*INSTRUCTIONS TO FOLLOW*:
Reproduce the data that follows in its entirety, character for character.

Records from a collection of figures
■ ■ ■ ■

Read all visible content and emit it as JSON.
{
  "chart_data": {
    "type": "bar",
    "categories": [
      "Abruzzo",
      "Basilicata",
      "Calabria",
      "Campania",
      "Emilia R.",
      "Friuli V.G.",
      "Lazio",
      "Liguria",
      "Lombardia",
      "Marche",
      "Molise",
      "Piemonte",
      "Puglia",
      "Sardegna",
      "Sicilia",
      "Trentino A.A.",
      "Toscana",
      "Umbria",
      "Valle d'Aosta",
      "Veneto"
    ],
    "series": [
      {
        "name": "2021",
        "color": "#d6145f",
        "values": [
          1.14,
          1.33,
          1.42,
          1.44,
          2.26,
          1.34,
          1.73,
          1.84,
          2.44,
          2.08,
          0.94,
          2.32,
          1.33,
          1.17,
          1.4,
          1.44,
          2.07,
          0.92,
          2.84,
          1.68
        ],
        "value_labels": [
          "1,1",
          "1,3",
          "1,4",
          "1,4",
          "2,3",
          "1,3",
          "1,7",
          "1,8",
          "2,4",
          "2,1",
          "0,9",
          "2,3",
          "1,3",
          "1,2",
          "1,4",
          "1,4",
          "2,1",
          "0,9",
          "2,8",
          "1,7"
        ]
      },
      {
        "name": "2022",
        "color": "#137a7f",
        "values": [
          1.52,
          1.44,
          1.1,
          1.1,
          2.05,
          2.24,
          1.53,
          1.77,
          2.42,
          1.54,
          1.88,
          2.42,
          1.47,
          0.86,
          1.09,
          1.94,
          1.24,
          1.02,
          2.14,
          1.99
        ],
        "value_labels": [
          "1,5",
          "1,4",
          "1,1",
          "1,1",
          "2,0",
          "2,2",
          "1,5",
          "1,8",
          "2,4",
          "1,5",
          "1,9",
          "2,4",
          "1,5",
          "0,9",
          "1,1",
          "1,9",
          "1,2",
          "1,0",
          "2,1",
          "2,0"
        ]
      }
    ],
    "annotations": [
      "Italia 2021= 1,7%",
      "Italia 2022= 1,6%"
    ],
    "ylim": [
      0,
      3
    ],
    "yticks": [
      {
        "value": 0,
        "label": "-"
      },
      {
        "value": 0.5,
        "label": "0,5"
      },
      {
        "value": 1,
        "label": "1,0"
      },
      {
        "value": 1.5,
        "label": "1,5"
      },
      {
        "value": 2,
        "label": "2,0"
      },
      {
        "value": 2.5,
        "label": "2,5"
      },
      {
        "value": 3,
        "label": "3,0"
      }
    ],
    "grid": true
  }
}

■ ■ ■ ■

*RESPONSE FOR THIS EXERCISE*:
Read all visible content and emit it as JSON.
{
  "chart_data": {
    "type": "bar",
    "categories": [
      "Abruzzo",
      "Basilicata",
      "Calabria",
      "Campania",
      "Emilia R.",
      "Friuli V.G.",
      "Lazio",
      "Liguria",
      "Lombardia",
      "Marche",
      "Molise",
      "Piemonte",
      "Puglia",
      "Sardegna",
      "Sicilia",
      "Trentino A.A.",
      "Toscana",
      "Umbria",
      "Valle d'Aosta",
      "Veneto"
    ],
    "series": [
      {
        "name": "2021",
        "color": "#d6145f",
        "values": [
          1.14,
          1.33,
          1.42,
          1.44,
          2.26,
          1.34,
          1.73,
          1.84,
          2.44,
          2.08,
          0.94,
          2.32,
          1.33,
          1.17,
          1.4,
          1.44,
          2.07,
          0.92,
          2.84,
          1.68
        ],
        "value_labels": [
          "1,1",
          "1,3",
          "1,4",
          "1,4",
          "2,3",
          "1,3",
          "1,7",
          "1,8",
          "2,4",
          "2,1",
          "0,9",
          "2,3",
          "1,3",
          "1,2",
          "1,4",
          "1,4",
          "2,1",
          "0,9",
          "2,8",
          "1,7"
        ]
      },
      {
        "name": "2022",
        "color": "#137a7f",
        "values": [
          1.52,
          1.44,
          1.1,
          1.1,
          2.05,
          2.24,
          1.53,
          1.77,
          2.42,
          1.54,
          1.88,
          2.42,
          1.47,
          0.86,
          1.09,
          1.94,
          1.24,
          1.02,
          2.14,
          1.99
        ],
        "value_labels": [
          "1,5",
          "1,4",
          "1,1",
          "1,1",
          "2,0",
          "2,2",
          "1,5",
          "1,8",
          "2,4",
          "1,5",
          "1,9",
          "2,4",
          "1,5",
          "0,9",
          "1,1",
          "1,9",
          "1,2",
          "1,0",
          "2,1",
          "2,0"
        ]
      }
    ],
    "annotations": [
      "Italia 2021= 1,7%",
      "Italia 2022= 1,6%"
    ],
    "ylim": [
      0,
      3
    ],
    "yticks": [
      {
        "value": 0,
        "label": "-"
      },
      {
        "value": 0.5,
        "label": "0,5"
      },
      {
        "value": 1,
        "label": "1,0"
      },
      {
        "value": 1.5,
        "label": "1,5"
      },
      {
        "value": 2,
        "label": "2,0"
      },
      {
        "value": 2.5,
        "label": "2,5"
      },
      {
        "value": 3,
        "label": "3,0"
      }
    ],
    "grid": true
  }
}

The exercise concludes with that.